# [DATASET ENTRIES]
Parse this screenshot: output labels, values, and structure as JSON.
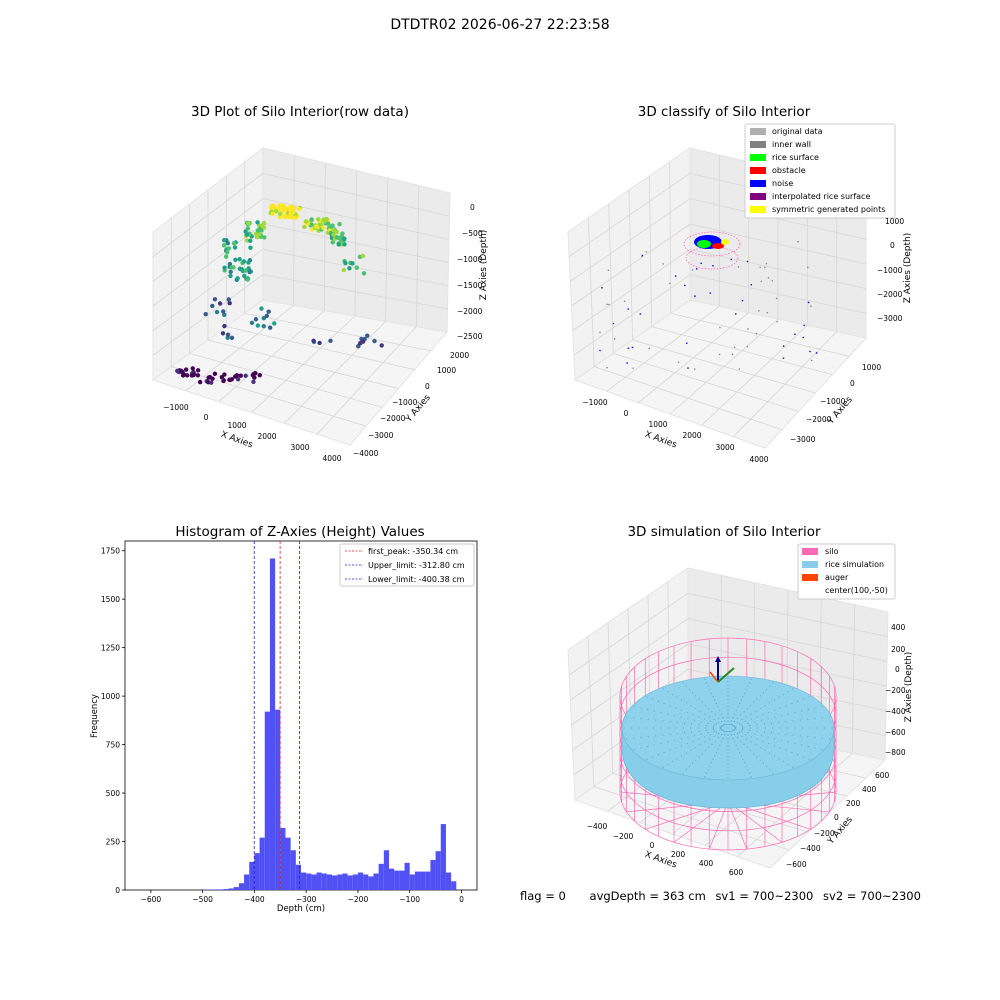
{
  "figure": {
    "title": "DTDTR02 2026-06-27 22:23:58",
    "footer": {
      "flag": "flag = 0",
      "avg_depth": "avgDepth = 363 cm",
      "sv1": "sv1 = 700~2300",
      "sv2": "sv2 = 700~2300"
    }
  },
  "colors": {
    "hist_bar": "#5050f5",
    "peak_line": "#e02020",
    "limit_line": "#2020d0",
    "silo": "#ff69b4",
    "rice_simulation": "#87ceeb",
    "auger": "#ff4500",
    "original_data": "#b0b0b0",
    "inner_wall": "#808080",
    "rice_surface": "#00ff00",
    "obstacle": "#ff0000",
    "noise": "#0000ff",
    "interpolated_rice_surface": "#800080",
    "symmetric_generated_points": "#ffff00"
  },
  "chart_data": [
    {
      "type": "scatter",
      "title": "3D Plot of Silo Interior(row data)",
      "xlabel": "X Axies",
      "ylabel": "Y Axies",
      "zlabel": "Z Axies (Depth)",
      "x_ticks": [
        "−1000",
        "0",
        "1000",
        "2000",
        "3000",
        "4000"
      ],
      "y_ticks": [
        "2000",
        "1000",
        "0",
        "−1000",
        "−2000",
        "−3000",
        "−4000"
      ],
      "z_ticks": [
        "0",
        "−500",
        "−1000",
        "−1500",
        "−2000",
        "−2500"
      ],
      "colormap": "viridis"
    },
    {
      "type": "scatter",
      "title": "3D classify of Silo Interior",
      "xlabel": "X Axies",
      "ylabel": "Y Axies",
      "zlabel": "Z Axies (Depth)",
      "x_ticks": [
        "−1000",
        "0",
        "1000",
        "2000",
        "3000",
        "4000"
      ],
      "y_ticks": [
        "1000",
        "0",
        "−1000",
        "−2000",
        "−3000"
      ],
      "z_ticks": [
        "1000",
        "0",
        "−1000",
        "−2000",
        "−3000"
      ],
      "legend": [
        "original data",
        "inner wall",
        "rice surface",
        "obstacle",
        "noise",
        "interpolated rice surface",
        "symmetric generated points"
      ],
      "legend_position": "top-right"
    },
    {
      "type": "bar",
      "title": "Histogram of Z-Axies (Height) Values",
      "xlabel": "Depth (cm)",
      "ylabel": "Frequency",
      "xlim": [
        -650,
        30
      ],
      "ylim": [
        0,
        1800
      ],
      "x_ticks": [
        -600,
        -500,
        -400,
        -300,
        -200,
        -100,
        0
      ],
      "x_tick_labels": [
        "−600",
        "−500",
        "−400",
        "−300",
        "−200",
        "−100",
        "0"
      ],
      "y_ticks": [
        0,
        250,
        500,
        750,
        1000,
        1250,
        1500,
        1750
      ],
      "bins": [
        {
          "x0": -500,
          "x1": -490,
          "v": 2
        },
        {
          "x0": -490,
          "x1": -480,
          "v": 2
        },
        {
          "x0": -480,
          "x1": -470,
          "v": 3
        },
        {
          "x0": -470,
          "x1": -460,
          "v": 3
        },
        {
          "x0": -460,
          "x1": -450,
          "v": 5
        },
        {
          "x0": -450,
          "x1": -440,
          "v": 8
        },
        {
          "x0": -440,
          "x1": -430,
          "v": 15
        },
        {
          "x0": -430,
          "x1": -420,
          "v": 35
        },
        {
          "x0": -420,
          "x1": -410,
          "v": 80
        },
        {
          "x0": -410,
          "x1": -400,
          "v": 145
        },
        {
          "x0": -400,
          "x1": -390,
          "v": 190
        },
        {
          "x0": -390,
          "x1": -380,
          "v": 270
        },
        {
          "x0": -380,
          "x1": -370,
          "v": 920
        },
        {
          "x0": -370,
          "x1": -360,
          "v": 1710
        },
        {
          "x0": -360,
          "x1": -350,
          "v": 930
        },
        {
          "x0": -350,
          "x1": -340,
          "v": 320
        },
        {
          "x0": -340,
          "x1": -330,
          "v": 270
        },
        {
          "x0": -330,
          "x1": -320,
          "v": 205
        },
        {
          "x0": -320,
          "x1": -310,
          "v": 130
        },
        {
          "x0": -310,
          "x1": -300,
          "v": 90
        },
        {
          "x0": -300,
          "x1": -290,
          "v": 85
        },
        {
          "x0": -290,
          "x1": -280,
          "v": 80
        },
        {
          "x0": -280,
          "x1": -270,
          "v": 90
        },
        {
          "x0": -270,
          "x1": -260,
          "v": 85
        },
        {
          "x0": -260,
          "x1": -250,
          "v": 80
        },
        {
          "x0": -250,
          "x1": -240,
          "v": 75
        },
        {
          "x0": -240,
          "x1": -230,
          "v": 80
        },
        {
          "x0": -230,
          "x1": -220,
          "v": 85
        },
        {
          "x0": -220,
          "x1": -210,
          "v": 75
        },
        {
          "x0": -210,
          "x1": -200,
          "v": 80
        },
        {
          "x0": -200,
          "x1": -190,
          "v": 90
        },
        {
          "x0": -190,
          "x1": -180,
          "v": 80
        },
        {
          "x0": -180,
          "x1": -170,
          "v": 70
        },
        {
          "x0": -170,
          "x1": -160,
          "v": 85
        },
        {
          "x0": -160,
          "x1": -150,
          "v": 135
        },
        {
          "x0": -150,
          "x1": -140,
          "v": 205
        },
        {
          "x0": -140,
          "x1": -130,
          "v": 110
        },
        {
          "x0": -130,
          "x1": -120,
          "v": 100
        },
        {
          "x0": -120,
          "x1": -110,
          "v": 100
        },
        {
          "x0": -110,
          "x1": -100,
          "v": 140
        },
        {
          "x0": -100,
          "x1": -90,
          "v": 80
        },
        {
          "x0": -90,
          "x1": -80,
          "v": 95
        },
        {
          "x0": -80,
          "x1": -70,
          "v": 95
        },
        {
          "x0": -70,
          "x1": -60,
          "v": 95
        },
        {
          "x0": -60,
          "x1": -50,
          "v": 155
        },
        {
          "x0": -50,
          "x1": -40,
          "v": 200
        },
        {
          "x0": -40,
          "x1": -30,
          "v": 340
        },
        {
          "x0": -30,
          "x1": -20,
          "v": 90
        },
        {
          "x0": -20,
          "x1": -10,
          "v": 45
        }
      ],
      "lines": [
        {
          "label": "first_peak: -350.34 cm",
          "x": -350.34,
          "color": "#e02020"
        },
        {
          "label": "Upper_limit: -312.80 cm",
          "x": -312.8,
          "color": "#2020d0"
        },
        {
          "label": "Lower_limit: -400.38 cm",
          "x": -400.38,
          "color": "#2020d0"
        }
      ],
      "legend_position": "top-right"
    },
    {
      "type": "scatter",
      "title": "3D simulation of Silo Interior",
      "xlabel": "X Axies",
      "ylabel": "Y Axies",
      "zlabel": "Z Axies (Depth)",
      "x_ticks": [
        "−400",
        "−200",
        "0",
        "200",
        "400",
        "600"
      ],
      "y_ticks": [
        "600",
        "400",
        "200",
        "0",
        "−200",
        "−400",
        "−600"
      ],
      "z_ticks": [
        "400",
        "200",
        "0",
        "−200",
        "−400",
        "−600",
        "−800"
      ],
      "legend": [
        "silo",
        "rice simulation",
        "auger",
        "center(100,-50)"
      ],
      "legend_position": "top-right"
    }
  ]
}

# [WHAT THIS TASK INVOLVES]
Extract every line above containing the word "Interior".

# [THE COMPLETED TASK]
      "title": "3D Plot of Silo Interior(row data)",
      "title": "3D classify of Silo Interior",
      "title": "3D simulation of Silo Interior",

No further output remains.